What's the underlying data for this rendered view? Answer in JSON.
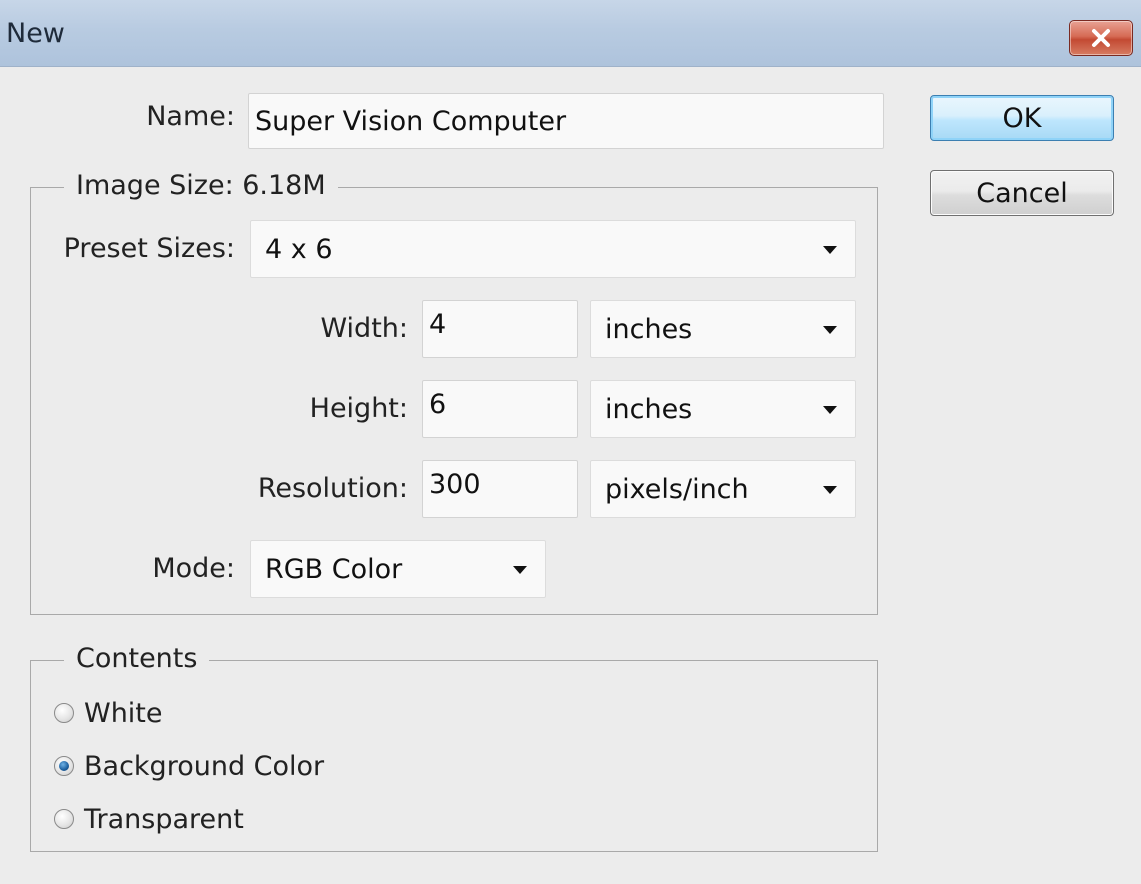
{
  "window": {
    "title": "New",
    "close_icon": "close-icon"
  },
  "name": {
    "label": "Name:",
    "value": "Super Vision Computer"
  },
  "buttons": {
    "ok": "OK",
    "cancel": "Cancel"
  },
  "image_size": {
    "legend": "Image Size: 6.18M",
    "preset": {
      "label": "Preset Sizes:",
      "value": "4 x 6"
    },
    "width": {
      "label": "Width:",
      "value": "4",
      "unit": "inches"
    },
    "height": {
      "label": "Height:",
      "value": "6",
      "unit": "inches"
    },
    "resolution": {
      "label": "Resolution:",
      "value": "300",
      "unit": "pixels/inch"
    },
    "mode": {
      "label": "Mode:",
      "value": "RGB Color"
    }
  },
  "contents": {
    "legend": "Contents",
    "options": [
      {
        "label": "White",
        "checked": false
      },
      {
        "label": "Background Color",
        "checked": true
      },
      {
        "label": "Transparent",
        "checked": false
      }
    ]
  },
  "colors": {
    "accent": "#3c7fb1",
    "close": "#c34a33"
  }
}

TASK PROMPT =
In the copy, include all records verbatim but no images.

WRITTEN ANSWER =
What's the underlying data for this rendered view? Answer in JSON.
{
  "window": {
    "title": "New",
    "close_icon": "close-icon"
  },
  "name": {
    "label": "Name:",
    "value": "Super Vision Computer"
  },
  "buttons": {
    "ok": "OK",
    "cancel": "Cancel"
  },
  "image_size": {
    "legend": "Image Size: 6.18M",
    "preset": {
      "label": "Preset Sizes:",
      "value": "4 x 6"
    },
    "width": {
      "label": "Width:",
      "value": "4",
      "unit": "inches"
    },
    "height": {
      "label": "Height:",
      "value": "6",
      "unit": "inches"
    },
    "resolution": {
      "label": "Resolution:",
      "value": "300",
      "unit": "pixels/inch"
    },
    "mode": {
      "label": "Mode:",
      "value": "RGB Color"
    }
  },
  "contents": {
    "legend": "Contents",
    "options": [
      {
        "label": "White",
        "checked": false
      },
      {
        "label": "Background Color",
        "checked": true
      },
      {
        "label": "Transparent",
        "checked": false
      }
    ]
  },
  "colors": {
    "accent": "#3c7fb1",
    "close": "#c34a33"
  }
}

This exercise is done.